## START Material to process
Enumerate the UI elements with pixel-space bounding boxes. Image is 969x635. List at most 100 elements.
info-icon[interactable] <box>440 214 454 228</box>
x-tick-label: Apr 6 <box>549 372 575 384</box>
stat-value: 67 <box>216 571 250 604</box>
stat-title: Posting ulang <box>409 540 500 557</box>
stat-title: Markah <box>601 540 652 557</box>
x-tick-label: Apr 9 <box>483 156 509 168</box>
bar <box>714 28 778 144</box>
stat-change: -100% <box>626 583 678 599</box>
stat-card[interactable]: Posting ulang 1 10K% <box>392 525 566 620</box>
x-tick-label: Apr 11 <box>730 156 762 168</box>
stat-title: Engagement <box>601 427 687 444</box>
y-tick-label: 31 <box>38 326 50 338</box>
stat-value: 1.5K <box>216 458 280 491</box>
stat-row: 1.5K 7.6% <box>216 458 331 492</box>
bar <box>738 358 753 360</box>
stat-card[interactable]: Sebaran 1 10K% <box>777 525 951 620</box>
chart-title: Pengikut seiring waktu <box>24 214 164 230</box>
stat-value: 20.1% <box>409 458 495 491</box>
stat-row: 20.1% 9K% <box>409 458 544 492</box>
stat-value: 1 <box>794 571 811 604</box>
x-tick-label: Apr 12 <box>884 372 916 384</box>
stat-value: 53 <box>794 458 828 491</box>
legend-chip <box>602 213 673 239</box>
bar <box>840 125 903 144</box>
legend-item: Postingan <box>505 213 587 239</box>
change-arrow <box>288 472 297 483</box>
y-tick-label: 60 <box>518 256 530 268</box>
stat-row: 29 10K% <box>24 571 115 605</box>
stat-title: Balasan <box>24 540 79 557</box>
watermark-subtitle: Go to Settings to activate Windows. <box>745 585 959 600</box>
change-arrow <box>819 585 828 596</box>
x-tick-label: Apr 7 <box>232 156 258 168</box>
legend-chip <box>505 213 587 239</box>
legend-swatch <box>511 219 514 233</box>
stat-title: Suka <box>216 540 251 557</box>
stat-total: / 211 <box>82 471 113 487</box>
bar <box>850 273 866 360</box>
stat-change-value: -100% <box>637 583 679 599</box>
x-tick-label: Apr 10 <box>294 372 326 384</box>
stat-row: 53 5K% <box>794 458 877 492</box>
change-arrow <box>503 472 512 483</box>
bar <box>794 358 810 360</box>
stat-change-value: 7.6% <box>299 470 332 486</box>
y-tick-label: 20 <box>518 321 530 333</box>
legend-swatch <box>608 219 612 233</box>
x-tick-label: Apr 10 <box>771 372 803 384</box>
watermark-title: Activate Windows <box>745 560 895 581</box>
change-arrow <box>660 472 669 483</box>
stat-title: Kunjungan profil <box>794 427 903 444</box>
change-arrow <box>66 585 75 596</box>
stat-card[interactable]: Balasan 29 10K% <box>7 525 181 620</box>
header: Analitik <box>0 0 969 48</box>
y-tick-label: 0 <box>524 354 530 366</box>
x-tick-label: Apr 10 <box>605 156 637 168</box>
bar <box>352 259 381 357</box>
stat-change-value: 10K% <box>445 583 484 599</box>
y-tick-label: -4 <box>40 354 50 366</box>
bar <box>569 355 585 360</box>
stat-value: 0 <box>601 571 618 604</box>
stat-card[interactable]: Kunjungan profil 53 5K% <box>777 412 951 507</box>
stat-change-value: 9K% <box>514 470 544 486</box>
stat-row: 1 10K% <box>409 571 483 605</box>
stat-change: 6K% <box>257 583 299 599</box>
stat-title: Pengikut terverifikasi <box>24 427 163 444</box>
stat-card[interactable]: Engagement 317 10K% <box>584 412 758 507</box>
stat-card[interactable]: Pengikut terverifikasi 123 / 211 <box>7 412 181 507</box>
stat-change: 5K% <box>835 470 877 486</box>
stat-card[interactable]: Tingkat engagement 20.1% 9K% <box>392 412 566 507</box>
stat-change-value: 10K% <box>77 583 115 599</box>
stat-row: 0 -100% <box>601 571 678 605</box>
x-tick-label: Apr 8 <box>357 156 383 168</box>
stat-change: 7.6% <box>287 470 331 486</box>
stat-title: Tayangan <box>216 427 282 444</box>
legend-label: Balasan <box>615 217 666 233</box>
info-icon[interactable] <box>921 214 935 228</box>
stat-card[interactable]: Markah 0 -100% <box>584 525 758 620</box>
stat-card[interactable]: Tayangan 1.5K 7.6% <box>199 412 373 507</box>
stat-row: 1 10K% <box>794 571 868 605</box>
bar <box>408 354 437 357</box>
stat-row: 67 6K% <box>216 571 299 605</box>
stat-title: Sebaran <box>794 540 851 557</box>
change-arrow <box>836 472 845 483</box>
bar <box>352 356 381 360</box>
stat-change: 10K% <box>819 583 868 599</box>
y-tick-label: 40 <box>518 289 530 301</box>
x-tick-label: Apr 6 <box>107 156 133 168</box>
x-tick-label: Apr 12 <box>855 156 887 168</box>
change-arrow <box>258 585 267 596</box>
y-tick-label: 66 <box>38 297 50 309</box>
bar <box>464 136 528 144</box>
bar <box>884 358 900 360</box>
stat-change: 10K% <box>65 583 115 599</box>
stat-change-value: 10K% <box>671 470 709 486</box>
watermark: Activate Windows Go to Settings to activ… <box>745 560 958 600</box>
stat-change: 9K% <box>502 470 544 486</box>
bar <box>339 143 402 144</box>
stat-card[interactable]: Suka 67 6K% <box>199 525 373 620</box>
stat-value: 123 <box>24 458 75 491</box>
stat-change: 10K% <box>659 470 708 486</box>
## END Material to process
Copy each of the rows above word for word, keeping every line in its original order.

Enumerate the UI elements with pixel-space bounding boxes. Image is 969x635. List at most 100 elements.
info-icon[interactable] <box>440 214 454 228</box>
x-tick-label: Apr 6 <box>549 372 575 384</box>
stat-value: 67 <box>216 571 250 604</box>
stat-title: Posting ulang <box>409 540 500 557</box>
stat-title: Markah <box>601 540 652 557</box>
x-tick-label: Apr 9 <box>483 156 509 168</box>
bar <box>714 28 778 144</box>
stat-change: -100% <box>626 583 678 599</box>
stat-card[interactable]: Posting ulang 1 10K% <box>392 525 566 620</box>
x-tick-label: Apr 11 <box>730 156 762 168</box>
stat-title: Engagement <box>601 427 687 444</box>
y-tick-label: 31 <box>38 326 50 338</box>
stat-value: 1.5K <box>216 458 280 491</box>
stat-row: 1.5K 7.6% <box>216 458 331 492</box>
bar <box>738 358 753 360</box>
stat-card[interactable]: Sebaran 1 10K% <box>777 525 951 620</box>
chart-title: Pengikut seiring waktu <box>24 214 164 230</box>
stat-value: 20.1% <box>409 458 495 491</box>
stat-row: 20.1% 9K% <box>409 458 544 492</box>
stat-value: 1 <box>794 571 811 604</box>
x-tick-label: Apr 12 <box>884 372 916 384</box>
stat-value: 53 <box>794 458 828 491</box>
legend-chip <box>602 213 673 239</box>
bar <box>840 125 903 144</box>
legend-item: Postingan <box>505 213 587 239</box>
change-arrow <box>288 472 297 483</box>
y-tick-label: 60 <box>518 256 530 268</box>
stat-row: 29 10K% <box>24 571 115 605</box>
stat-title: Balasan <box>24 540 79 557</box>
watermark-subtitle: Go to Settings to activate Windows. <box>745 585 959 600</box>
change-arrow <box>819 585 828 596</box>
x-tick-label: Apr 7 <box>232 156 258 168</box>
legend-chip <box>505 213 587 239</box>
legend-swatch <box>511 219 514 233</box>
stat-title: Suka <box>216 540 251 557</box>
stat-total: / 211 <box>82 471 113 487</box>
bar <box>850 273 866 360</box>
stat-change-value: -100% <box>637 583 679 599</box>
x-tick-label: Apr 10 <box>294 372 326 384</box>
stat-row: 53 5K% <box>794 458 877 492</box>
change-arrow <box>503 472 512 483</box>
bar <box>794 358 810 360</box>
stat-change-value: 7.6% <box>299 470 332 486</box>
y-tick-label: 20 <box>518 321 530 333</box>
legend-swatch <box>608 219 612 233</box>
x-tick-label: Apr 10 <box>771 372 803 384</box>
watermark-title: Activate Windows <box>745 560 895 581</box>
change-arrow <box>660 472 669 483</box>
stat-title: Kunjungan profil <box>794 427 903 444</box>
change-arrow <box>66 585 75 596</box>
stat-card[interactable]: Balasan 29 10K% <box>7 525 181 620</box>
header: Analitik <box>0 0 969 48</box>
y-tick-label: 0 <box>524 354 530 366</box>
x-tick-label: Apr 10 <box>605 156 637 168</box>
bar <box>352 259 381 357</box>
stat-change-value: 10K% <box>445 583 484 599</box>
y-tick-label: -4 <box>40 354 50 366</box>
bar <box>569 355 585 360</box>
stat-value: 0 <box>601 571 618 604</box>
stat-card[interactable]: Kunjungan profil 53 5K% <box>777 412 951 507</box>
stat-change-value: 9K% <box>514 470 544 486</box>
stat-row: 1 10K% <box>409 571 483 605</box>
stat-change: 6K% <box>257 583 299 599</box>
stat-title: Pengikut terverifikasi <box>24 427 163 444</box>
stat-card[interactable]: Engagement 317 10K% <box>584 412 758 507</box>
stat-card[interactable]: Pengikut terverifikasi 123 / 211 <box>7 412 181 507</box>
stat-change: 5K% <box>835 470 877 486</box>
stat-card[interactable]: Tingkat engagement 20.1% 9K% <box>392 412 566 507</box>
stat-change-value: 10K% <box>77 583 115 599</box>
stat-row: 0 -100% <box>601 571 678 605</box>
x-tick-label: Apr 8 <box>357 156 383 168</box>
stat-change: 7.6% <box>287 470 331 486</box>
stat-title: Tayangan <box>216 427 282 444</box>
legend-label: Balasan <box>615 217 666 233</box>
info-icon[interactable] <box>921 214 935 228</box>
stat-card[interactable]: Markah 0 -100% <box>584 525 758 620</box>
stat-card[interactable]: Tayangan 1.5K 7.6% <box>199 412 373 507</box>
stat-row: 1 10K% <box>794 571 868 605</box>
bar <box>408 354 437 357</box>
stat-row: 67 6K% <box>216 571 299 605</box>
stat-title: Sebaran <box>794 540 851 557</box>
change-arrow <box>836 472 845 483</box>
bar <box>352 356 381 360</box>
stat-change: 10K% <box>819 583 868 599</box>
y-tick-label: 40 <box>518 289 530 301</box>
x-tick-label: Apr 6 <box>107 156 133 168</box>
x-tick-label: Apr 12 <box>855 156 887 168</box>
change-arrow <box>258 585 267 596</box>
y-tick-label: 66 <box>38 297 50 309</box>
bar <box>464 136 528 144</box>
bar <box>884 358 900 360</box>
stat-change: 10K% <box>65 583 115 599</box>
stat-change-value: 10K% <box>671 470 709 486</box>
watermark: Activate Windows Go to Settings to activ… <box>745 560 958 600</box>
stat-change: 9K% <box>502 470 544 486</box>
bar <box>339 143 402 144</box>
stat-card[interactable]: Suka 67 6K% <box>199 525 373 620</box>
stat-value: 123 <box>24 458 75 491</box>
stat-change: 10K% <box>659 470 708 486</box>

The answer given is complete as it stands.